───── RECORDS FOR PROCESSING

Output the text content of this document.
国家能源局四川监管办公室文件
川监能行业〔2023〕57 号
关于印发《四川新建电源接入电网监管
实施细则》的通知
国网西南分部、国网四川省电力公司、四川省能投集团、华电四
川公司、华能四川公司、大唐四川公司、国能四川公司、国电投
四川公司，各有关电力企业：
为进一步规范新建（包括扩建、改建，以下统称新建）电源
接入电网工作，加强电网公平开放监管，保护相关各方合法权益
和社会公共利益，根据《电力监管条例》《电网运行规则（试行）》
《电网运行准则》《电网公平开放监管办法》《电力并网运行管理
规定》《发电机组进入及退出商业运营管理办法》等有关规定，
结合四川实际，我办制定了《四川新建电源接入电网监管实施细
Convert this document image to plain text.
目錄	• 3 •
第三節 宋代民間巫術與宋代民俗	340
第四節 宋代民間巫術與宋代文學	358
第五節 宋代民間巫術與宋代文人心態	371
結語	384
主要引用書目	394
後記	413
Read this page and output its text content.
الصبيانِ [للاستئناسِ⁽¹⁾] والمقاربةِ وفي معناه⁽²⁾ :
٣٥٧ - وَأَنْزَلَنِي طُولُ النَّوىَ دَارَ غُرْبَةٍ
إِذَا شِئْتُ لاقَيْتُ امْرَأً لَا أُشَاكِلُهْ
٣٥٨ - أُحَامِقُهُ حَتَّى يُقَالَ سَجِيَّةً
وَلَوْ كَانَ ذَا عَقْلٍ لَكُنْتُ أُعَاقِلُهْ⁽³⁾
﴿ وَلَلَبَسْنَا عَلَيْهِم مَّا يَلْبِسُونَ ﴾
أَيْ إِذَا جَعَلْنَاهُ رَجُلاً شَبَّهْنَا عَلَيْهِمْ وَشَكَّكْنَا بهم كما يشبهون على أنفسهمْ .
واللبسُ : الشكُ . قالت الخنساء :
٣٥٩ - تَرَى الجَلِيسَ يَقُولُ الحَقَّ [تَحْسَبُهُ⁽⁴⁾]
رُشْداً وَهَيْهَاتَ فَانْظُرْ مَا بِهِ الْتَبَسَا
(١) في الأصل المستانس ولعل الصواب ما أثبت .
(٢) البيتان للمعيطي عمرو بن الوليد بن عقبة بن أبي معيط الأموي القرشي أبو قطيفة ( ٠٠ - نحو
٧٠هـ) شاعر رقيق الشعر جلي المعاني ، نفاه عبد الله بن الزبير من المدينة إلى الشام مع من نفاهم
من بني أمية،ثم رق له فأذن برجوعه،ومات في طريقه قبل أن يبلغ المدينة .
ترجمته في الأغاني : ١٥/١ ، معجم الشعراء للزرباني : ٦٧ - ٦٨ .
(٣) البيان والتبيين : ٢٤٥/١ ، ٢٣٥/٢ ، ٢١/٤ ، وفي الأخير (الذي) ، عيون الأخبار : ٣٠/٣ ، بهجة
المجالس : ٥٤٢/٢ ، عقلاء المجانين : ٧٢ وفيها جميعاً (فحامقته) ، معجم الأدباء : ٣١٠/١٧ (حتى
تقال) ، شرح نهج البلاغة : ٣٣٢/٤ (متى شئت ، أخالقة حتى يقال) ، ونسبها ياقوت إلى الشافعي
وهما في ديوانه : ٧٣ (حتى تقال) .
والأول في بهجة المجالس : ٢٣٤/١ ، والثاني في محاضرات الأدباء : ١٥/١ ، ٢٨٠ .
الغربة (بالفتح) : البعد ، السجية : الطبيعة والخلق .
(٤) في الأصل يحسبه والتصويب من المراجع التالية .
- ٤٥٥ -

──────────

◆ **SHORT TASK**: Filter lines by "معجم" and return each hit.

◆ **OUTPUT OF THE EXERCISE**:
ترجمته في الأغاني : ١٥/١ ، معجم الشعراء للزرباني : ٦٧ - ٦٨ .
المجالس : ٥٤٢/٢ ، عقلاء المجانين : ٧٢ وفيها جميعاً (فحامقته) ، معجم الأدباء : ٣١٠/١٧ (حتى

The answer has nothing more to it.